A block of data
____

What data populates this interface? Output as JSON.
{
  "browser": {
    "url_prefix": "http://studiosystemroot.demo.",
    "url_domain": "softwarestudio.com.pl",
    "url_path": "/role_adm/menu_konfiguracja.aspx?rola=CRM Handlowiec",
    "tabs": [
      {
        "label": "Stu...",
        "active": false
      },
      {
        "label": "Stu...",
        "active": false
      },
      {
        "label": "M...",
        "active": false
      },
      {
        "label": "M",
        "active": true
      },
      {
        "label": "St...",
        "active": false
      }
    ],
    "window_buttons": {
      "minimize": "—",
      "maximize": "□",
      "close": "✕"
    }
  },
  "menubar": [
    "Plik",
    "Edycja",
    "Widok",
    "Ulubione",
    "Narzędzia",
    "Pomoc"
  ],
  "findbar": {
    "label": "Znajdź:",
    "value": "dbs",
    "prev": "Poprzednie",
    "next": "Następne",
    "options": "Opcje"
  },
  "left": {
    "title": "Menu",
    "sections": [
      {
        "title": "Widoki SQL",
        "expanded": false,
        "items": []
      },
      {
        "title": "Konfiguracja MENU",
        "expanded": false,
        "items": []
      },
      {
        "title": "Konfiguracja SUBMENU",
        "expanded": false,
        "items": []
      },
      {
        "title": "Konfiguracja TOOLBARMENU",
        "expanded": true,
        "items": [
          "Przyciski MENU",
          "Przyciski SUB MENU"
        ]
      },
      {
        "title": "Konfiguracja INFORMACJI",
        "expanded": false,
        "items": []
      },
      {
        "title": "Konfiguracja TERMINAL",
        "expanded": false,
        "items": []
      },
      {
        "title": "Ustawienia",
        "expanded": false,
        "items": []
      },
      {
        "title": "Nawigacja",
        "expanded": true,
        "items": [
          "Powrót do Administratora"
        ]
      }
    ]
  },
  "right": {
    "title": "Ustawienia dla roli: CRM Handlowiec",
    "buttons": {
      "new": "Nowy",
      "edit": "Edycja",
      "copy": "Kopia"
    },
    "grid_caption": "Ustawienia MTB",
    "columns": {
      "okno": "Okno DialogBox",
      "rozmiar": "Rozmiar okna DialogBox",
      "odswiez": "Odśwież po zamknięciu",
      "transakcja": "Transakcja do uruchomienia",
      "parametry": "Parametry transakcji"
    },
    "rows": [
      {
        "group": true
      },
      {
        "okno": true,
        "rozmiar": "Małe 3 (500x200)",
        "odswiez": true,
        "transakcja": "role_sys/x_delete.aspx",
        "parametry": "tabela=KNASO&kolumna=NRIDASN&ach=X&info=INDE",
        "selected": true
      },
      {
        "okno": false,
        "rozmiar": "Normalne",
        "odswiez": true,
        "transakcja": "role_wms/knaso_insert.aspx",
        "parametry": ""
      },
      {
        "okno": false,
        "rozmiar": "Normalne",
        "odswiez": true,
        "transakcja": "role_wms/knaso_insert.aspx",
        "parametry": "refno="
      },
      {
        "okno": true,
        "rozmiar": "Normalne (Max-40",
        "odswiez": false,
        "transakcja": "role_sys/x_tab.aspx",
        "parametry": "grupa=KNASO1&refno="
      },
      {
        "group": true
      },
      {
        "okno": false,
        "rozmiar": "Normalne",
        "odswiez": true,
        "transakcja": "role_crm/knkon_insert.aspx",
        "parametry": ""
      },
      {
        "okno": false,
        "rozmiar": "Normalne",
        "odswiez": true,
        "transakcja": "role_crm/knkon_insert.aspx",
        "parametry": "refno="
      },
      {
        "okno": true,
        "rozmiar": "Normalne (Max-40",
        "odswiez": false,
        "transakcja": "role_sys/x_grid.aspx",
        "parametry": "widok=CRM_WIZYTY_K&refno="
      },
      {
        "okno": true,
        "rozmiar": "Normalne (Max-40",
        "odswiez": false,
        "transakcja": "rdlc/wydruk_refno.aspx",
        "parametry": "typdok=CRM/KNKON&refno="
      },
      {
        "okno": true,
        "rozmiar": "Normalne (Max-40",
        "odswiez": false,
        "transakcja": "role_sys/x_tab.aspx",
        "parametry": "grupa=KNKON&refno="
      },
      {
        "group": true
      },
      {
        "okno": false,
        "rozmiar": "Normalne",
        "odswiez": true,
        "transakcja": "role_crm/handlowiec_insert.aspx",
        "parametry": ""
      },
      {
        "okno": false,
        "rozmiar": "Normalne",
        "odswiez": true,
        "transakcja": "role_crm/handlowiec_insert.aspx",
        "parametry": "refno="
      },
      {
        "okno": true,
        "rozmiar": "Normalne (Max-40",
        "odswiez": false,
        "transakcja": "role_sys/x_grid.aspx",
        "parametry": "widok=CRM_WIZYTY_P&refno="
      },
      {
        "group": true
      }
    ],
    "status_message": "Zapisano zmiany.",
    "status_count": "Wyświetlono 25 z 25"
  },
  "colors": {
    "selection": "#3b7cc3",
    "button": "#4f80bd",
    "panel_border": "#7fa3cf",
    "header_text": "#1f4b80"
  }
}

____

Every line above should be retyped exactly as given.

What data populates this interface? Output as JSON.
{
  "browser": {
    "url_prefix": "http://studiosystemroot.demo.",
    "url_domain": "softwarestudio.com.pl",
    "url_path": "/role_adm/menu_konfiguracja.aspx?rola=CRM Handlowiec",
    "tabs": [
      {
        "label": "Stu...",
        "active": false
      },
      {
        "label": "Stu...",
        "active": false
      },
      {
        "label": "M...",
        "active": false
      },
      {
        "label": "M",
        "active": true
      },
      {
        "label": "St...",
        "active": false
      }
    ],
    "window_buttons": {
      "minimize": "—",
      "maximize": "□",
      "close": "✕"
    }
  },
  "menubar": [
    "Plik",
    "Edycja",
    "Widok",
    "Ulubione",
    "Narzędzia",
    "Pomoc"
  ],
  "findbar": {
    "label": "Znajdź:",
    "value": "dbs",
    "prev": "Poprzednie",
    "next": "Następne",
    "options": "Opcje"
  },
  "left": {
    "title": "Menu",
    "sections": [
      {
        "title": "Widoki SQL",
        "expanded": false,
        "items": []
      },
      {
        "title": "Konfiguracja MENU",
        "expanded": false,
        "items": []
      },
      {
        "title": "Konfiguracja SUBMENU",
        "expanded": false,
        "items": []
      },
      {
        "title": "Konfiguracja TOOLBARMENU",
        "expanded": true,
        "items": [
          "Przyciski MENU",
          "Przyciski SUB MENU"
        ]
      },
      {
        "title": "Konfiguracja INFORMACJI",
        "expanded": false,
        "items": []
      },
      {
        "title": "Konfiguracja TERMINAL",
        "expanded": false,
        "items": []
      },
      {
        "title": "Ustawienia",
        "expanded": false,
        "items": []
      },
      {
        "title": "Nawigacja",
        "expanded": true,
        "items": [
          "Powrót do Administratora"
        ]
      }
    ]
  },
  "right": {
    "title": "Ustawienia dla roli: CRM Handlowiec",
    "buttons": {
      "new": "Nowy",
      "edit": "Edycja",
      "copy": "Kopia"
    },
    "grid_caption": "Ustawienia MTB",
    "columns": {
      "okno": "Okno DialogBox",
      "rozmiar": "Rozmiar okna DialogBox",
      "odswiez": "Odśwież po zamknięciu",
      "transakcja": "Transakcja do uruchomienia",
      "parametry": "Parametry transakcji"
    },
    "rows": [
      {
        "group": true
      },
      {
        "okno": true,
        "rozmiar": "Małe 3 (500x200)",
        "odswiez": true,
        "transakcja": "role_sys/x_delete.aspx",
        "parametry": "tabela=KNASO&kolumna=NRIDASN&ach=X&info=INDE",
        "selected": true
      },
      {
        "okno": false,
        "rozmiar": "Normalne",
        "odswiez": true,
        "transakcja": "role_wms/knaso_insert.aspx",
        "parametry": ""
      },
      {
        "okno": false,
        "rozmiar": "Normalne",
        "odswiez": true,
        "transakcja": "role_wms/knaso_insert.aspx",
        "parametry": "refno="
      },
      {
        "okno": true,
        "rozmiar": "Normalne (Max-40",
        "odswiez": false,
        "transakcja": "role_sys/x_tab.aspx",
        "parametry": "grupa=KNASO1&refno="
      },
      {
        "group": true
      },
      {
        "okno": false,
        "rozmiar": "Normalne",
        "odswiez": true,
        "transakcja": "role_crm/knkon_insert.aspx",
        "parametry": ""
      },
      {
        "okno": false,
        "rozmiar": "Normalne",
        "odswiez": true,
        "transakcja": "role_crm/knkon_insert.aspx",
        "parametry": "refno="
      },
      {
        "okno": true,
        "rozmiar": "Normalne (Max-40",
        "odswiez": false,
        "transakcja": "role_sys/x_grid.aspx",
        "parametry": "widok=CRM_WIZYTY_K&refno="
      },
      {
        "okno": true,
        "rozmiar": "Normalne (Max-40",
        "odswiez": false,
        "transakcja": "rdlc/wydruk_refno.aspx",
        "parametry": "typdok=CRM/KNKON&refno="
      },
      {
        "okno": true,
        "rozmiar": "Normalne (Max-40",
        "odswiez": false,
        "transakcja": "role_sys/x_tab.aspx",
        "parametry": "grupa=KNKON&refno="
      },
      {
        "group": true
      },
      {
        "okno": false,
        "rozmiar": "Normalne",
        "odswiez": true,
        "transakcja": "role_crm/handlowiec_insert.aspx",
        "parametry": ""
      },
      {
        "okno": false,
        "rozmiar": "Normalne",
        "odswiez": true,
        "transakcja": "role_crm/handlowiec_insert.aspx",
        "parametry": "refno="
      },
      {
        "okno": true,
        "rozmiar": "Normalne (Max-40",
        "odswiez": false,
        "transakcja": "role_sys/x_grid.aspx",
        "parametry": "widok=CRM_WIZYTY_P&refno="
      },
      {
        "group": true
      }
    ],
    "status_message": "Zapisano zmiany.",
    "status_count": "Wyświetlono 25 z 25"
  },
  "colors": {
    "selection": "#3b7cc3",
    "button": "#4f80bd",
    "panel_border": "#7fa3cf",
    "header_text": "#1f4b80"
  }
}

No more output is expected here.